• Chart and figure data:
>> Start

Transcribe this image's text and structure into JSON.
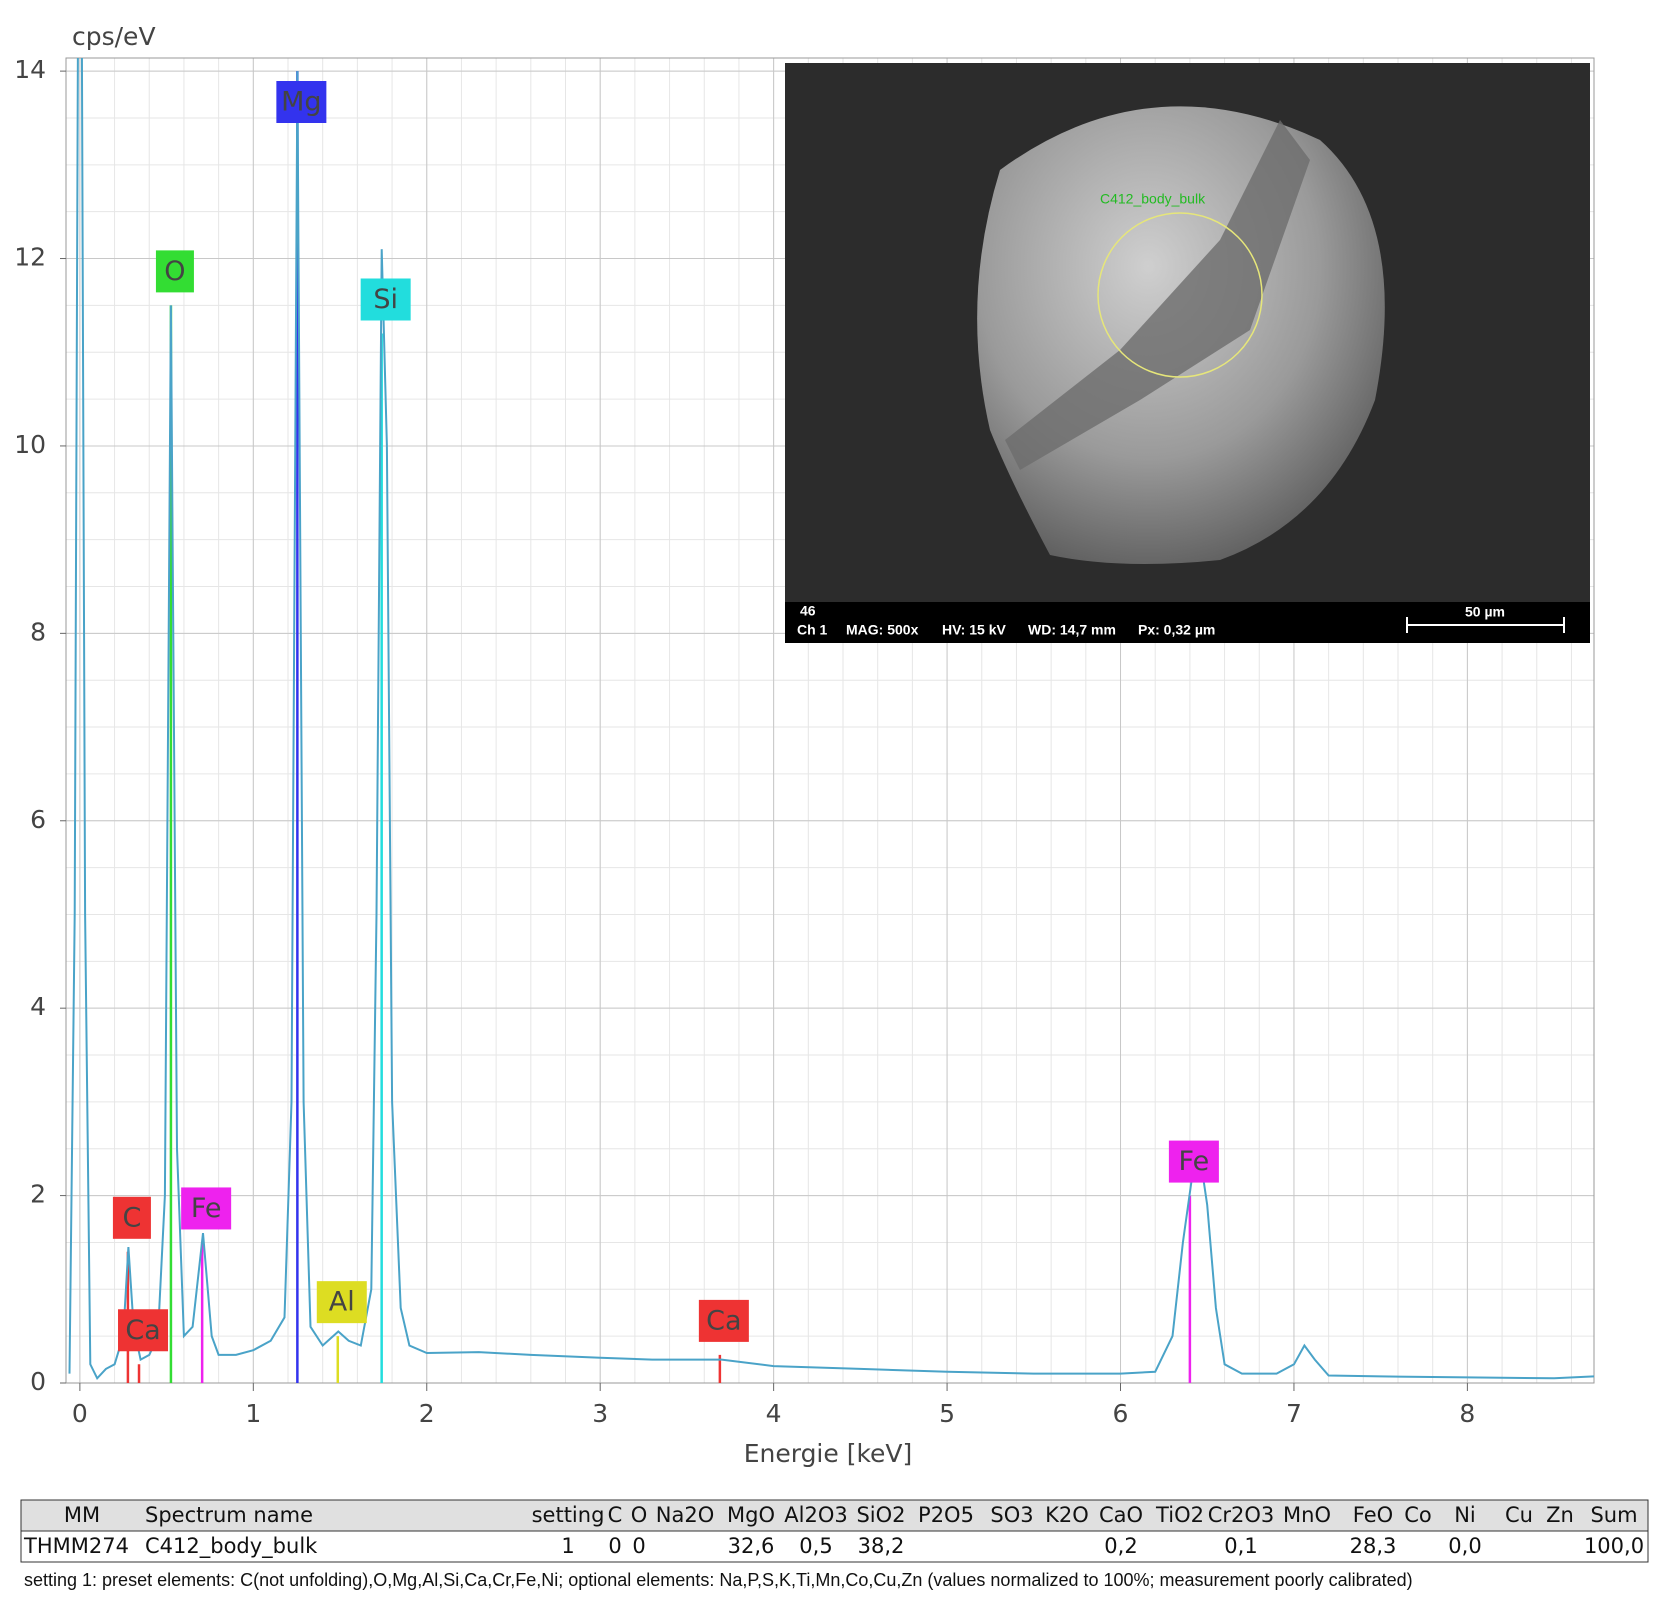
{
  "chart_data": {
    "type": "line",
    "y_axis_label": "cps/eV",
    "x_axis_label": "Energie [keV]",
    "color": "#4aa3c8",
    "xlim": [
      -0.08,
      8.73
    ],
    "ylim": [
      0,
      14.14
    ],
    "xticks": [
      0,
      1,
      2,
      3,
      4,
      5,
      6,
      7,
      8
    ],
    "yticks": [
      0,
      2,
      4,
      6,
      8,
      10,
      12,
      14
    ],
    "grid": true,
    "minor_grid": {
      "x": 0.2,
      "y": 0.5
    },
    "x": [
      -0.06,
      -0.03,
      0,
      0.03,
      0.06,
      0.1,
      0.15,
      0.2,
      0.25,
      0.28,
      0.31,
      0.35,
      0.4,
      0.45,
      0.49,
      0.525,
      0.56,
      0.6,
      0.65,
      0.71,
      0.76,
      0.8,
      0.9,
      1.0,
      1.1,
      1.18,
      1.22,
      1.254,
      1.29,
      1.33,
      1.4,
      1.49,
      1.55,
      1.62,
      1.68,
      1.71,
      1.74,
      1.77,
      1.8,
      1.85,
      1.9,
      2.0,
      2.3,
      2.6,
      3.0,
      3.3,
      3.7,
      4.0,
      4.5,
      5.0,
      5.5,
      6.0,
      6.2,
      6.3,
      6.36,
      6.42,
      6.46,
      6.5,
      6.55,
      6.6,
      6.7,
      6.9,
      7.0,
      7.06,
      7.12,
      7.2,
      7.5,
      8.0,
      8.5,
      8.73
    ],
    "values": [
      0.1,
      5,
      20,
      5,
      0.2,
      0.05,
      0.15,
      0.2,
      0.5,
      1.45,
      0.6,
      0.25,
      0.3,
      0.5,
      2,
      11.5,
      2.5,
      0.5,
      0.6,
      1.6,
      0.5,
      0.3,
      0.3,
      0.35,
      0.45,
      0.7,
      3,
      14.0,
      3,
      0.6,
      0.4,
      0.55,
      0.45,
      0.4,
      1,
      5,
      12.1,
      10,
      3,
      0.8,
      0.4,
      0.32,
      0.33,
      0.3,
      0.27,
      0.25,
      0.25,
      0.18,
      0.15,
      0.12,
      0.1,
      0.1,
      0.12,
      0.5,
      1.5,
      2.3,
      2.4,
      1.9,
      0.8,
      0.2,
      0.1,
      0.1,
      0.2,
      0.4,
      0.25,
      0.08,
      0.07,
      0.06,
      0.05,
      0.07
    ],
    "markers": [
      {
        "label": "C",
        "x": 0.277,
        "height": 1.4,
        "color": "#ee3333"
      },
      {
        "label": "Ca",
        "x": 0.341,
        "height": 0.2,
        "color": "#ee3333"
      },
      {
        "label": "O",
        "x": 0.525,
        "height": 11.5,
        "color": "#33dd33"
      },
      {
        "label": "Fe",
        "x": 0.705,
        "height": 1.5,
        "color": "#ee22ee"
      },
      {
        "label": "Mg",
        "x": 1.254,
        "height": 14,
        "color": "#3333ee"
      },
      {
        "label": "Al",
        "x": 1.487,
        "height": 0.5,
        "color": "#dddd22"
      },
      {
        "label": "Si",
        "x": 1.74,
        "height": 11.2,
        "color": "#22dddd"
      },
      {
        "label": "Ca",
        "x": 3.69,
        "height": 0.3,
        "color": "#ee3333"
      },
      {
        "label": "Fe",
        "x": 6.4,
        "height": 2.0,
        "color": "#ee22ee"
      }
    ]
  },
  "inset": {
    "region_label": "C412_body_bulk",
    "number": "46",
    "channel": "Ch 1",
    "mag": "MAG: 500x",
    "hv": "HV: 15 kV",
    "wd": "WD: 14,7 mm",
    "px": "Px: 0,32 µm",
    "scale": "50 µm"
  },
  "table": {
    "header": [
      "MM",
      "Spectrum name",
      "setting",
      "C",
      "O",
      "Na2O",
      "MgO",
      "Al2O3",
      "SiO2",
      "P2O5",
      "SO3",
      "K2O",
      "CaO",
      "TiO2",
      "Cr2O3",
      "MnO",
      "FeO",
      "Co",
      "Ni",
      "Cu",
      "Zn",
      "Sum"
    ],
    "rows": [
      [
        "THMM274",
        "C412_body_bulk",
        "1",
        "0",
        "0",
        null,
        "32,6",
        "0,5",
        "38,2",
        null,
        null,
        null,
        "0,2",
        null,
        "0,1",
        null,
        "28,3",
        null,
        "0,0",
        null,
        null,
        "100,0"
      ]
    ]
  },
  "footnote": "setting 1: preset elements: C(not unfolding),O,Mg,Al,Si,Ca,Cr,Fe,Ni; optional elements: Na,P,S,K,Ti,Mn,Co,Cu,Zn (values normalized to 100%; measurement poorly calibrated)"
}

>> End

• Task prompt: Each entry must be retyped word for word, with every image omitted.

• Task answer:
Transcribe this image's text and structure into JSON.
{
  "chart_data": {
    "type": "line",
    "y_axis_label": "cps/eV",
    "x_axis_label": "Energie [keV]",
    "color": "#4aa3c8",
    "xlim": [
      -0.08,
      8.73
    ],
    "ylim": [
      0,
      14.14
    ],
    "xticks": [
      0,
      1,
      2,
      3,
      4,
      5,
      6,
      7,
      8
    ],
    "yticks": [
      0,
      2,
      4,
      6,
      8,
      10,
      12,
      14
    ],
    "grid": true,
    "minor_grid": {
      "x": 0.2,
      "y": 0.5
    },
    "x": [
      -0.06,
      -0.03,
      0,
      0.03,
      0.06,
      0.1,
      0.15,
      0.2,
      0.25,
      0.28,
      0.31,
      0.35,
      0.4,
      0.45,
      0.49,
      0.525,
      0.56,
      0.6,
      0.65,
      0.71,
      0.76,
      0.8,
      0.9,
      1.0,
      1.1,
      1.18,
      1.22,
      1.254,
      1.29,
      1.33,
      1.4,
      1.49,
      1.55,
      1.62,
      1.68,
      1.71,
      1.74,
      1.77,
      1.8,
      1.85,
      1.9,
      2.0,
      2.3,
      2.6,
      3.0,
      3.3,
      3.7,
      4.0,
      4.5,
      5.0,
      5.5,
      6.0,
      6.2,
      6.3,
      6.36,
      6.42,
      6.46,
      6.5,
      6.55,
      6.6,
      6.7,
      6.9,
      7.0,
      7.06,
      7.12,
      7.2,
      7.5,
      8.0,
      8.5,
      8.73
    ],
    "values": [
      0.1,
      5,
      20,
      5,
      0.2,
      0.05,
      0.15,
      0.2,
      0.5,
      1.45,
      0.6,
      0.25,
      0.3,
      0.5,
      2,
      11.5,
      2.5,
      0.5,
      0.6,
      1.6,
      0.5,
      0.3,
      0.3,
      0.35,
      0.45,
      0.7,
      3,
      14.0,
      3,
      0.6,
      0.4,
      0.55,
      0.45,
      0.4,
      1,
      5,
      12.1,
      10,
      3,
      0.8,
      0.4,
      0.32,
      0.33,
      0.3,
      0.27,
      0.25,
      0.25,
      0.18,
      0.15,
      0.12,
      0.1,
      0.1,
      0.12,
      0.5,
      1.5,
      2.3,
      2.4,
      1.9,
      0.8,
      0.2,
      0.1,
      0.1,
      0.2,
      0.4,
      0.25,
      0.08,
      0.07,
      0.06,
      0.05,
      0.07
    ],
    "markers": [
      {
        "label": "C",
        "x": 0.277,
        "height": 1.4,
        "color": "#ee3333"
      },
      {
        "label": "Ca",
        "x": 0.341,
        "height": 0.2,
        "color": "#ee3333"
      },
      {
        "label": "O",
        "x": 0.525,
        "height": 11.5,
        "color": "#33dd33"
      },
      {
        "label": "Fe",
        "x": 0.705,
        "height": 1.5,
        "color": "#ee22ee"
      },
      {
        "label": "Mg",
        "x": 1.254,
        "height": 14,
        "color": "#3333ee"
      },
      {
        "label": "Al",
        "x": 1.487,
        "height": 0.5,
        "color": "#dddd22"
      },
      {
        "label": "Si",
        "x": 1.74,
        "height": 11.2,
        "color": "#22dddd"
      },
      {
        "label": "Ca",
        "x": 3.69,
        "height": 0.3,
        "color": "#ee3333"
      },
      {
        "label": "Fe",
        "x": 6.4,
        "height": 2.0,
        "color": "#ee22ee"
      }
    ]
  },
  "inset": {
    "region_label": "C412_body_bulk",
    "number": "46",
    "channel": "Ch 1",
    "mag": "MAG: 500x",
    "hv": "HV: 15 kV",
    "wd": "WD: 14,7 mm",
    "px": "Px: 0,32 µm",
    "scale": "50 µm"
  },
  "table": {
    "header": [
      "MM",
      "Spectrum name",
      "setting",
      "C",
      "O",
      "Na2O",
      "MgO",
      "Al2O3",
      "SiO2",
      "P2O5",
      "SO3",
      "K2O",
      "CaO",
      "TiO2",
      "Cr2O3",
      "MnO",
      "FeO",
      "Co",
      "Ni",
      "Cu",
      "Zn",
      "Sum"
    ],
    "rows": [
      [
        "THMM274",
        "C412_body_bulk",
        "1",
        "0",
        "0",
        null,
        "32,6",
        "0,5",
        "38,2",
        null,
        null,
        null,
        "0,2",
        null,
        "0,1",
        null,
        "28,3",
        null,
        "0,0",
        null,
        null,
        "100,0"
      ]
    ]
  },
  "footnote": "setting 1: preset elements: C(not unfolding),O,Mg,Al,Si,Ca,Cr,Fe,Ni; optional elements: Na,P,S,K,Ti,Mn,Co,Cu,Zn (values normalized to 100%; measurement poorly calibrated)"
}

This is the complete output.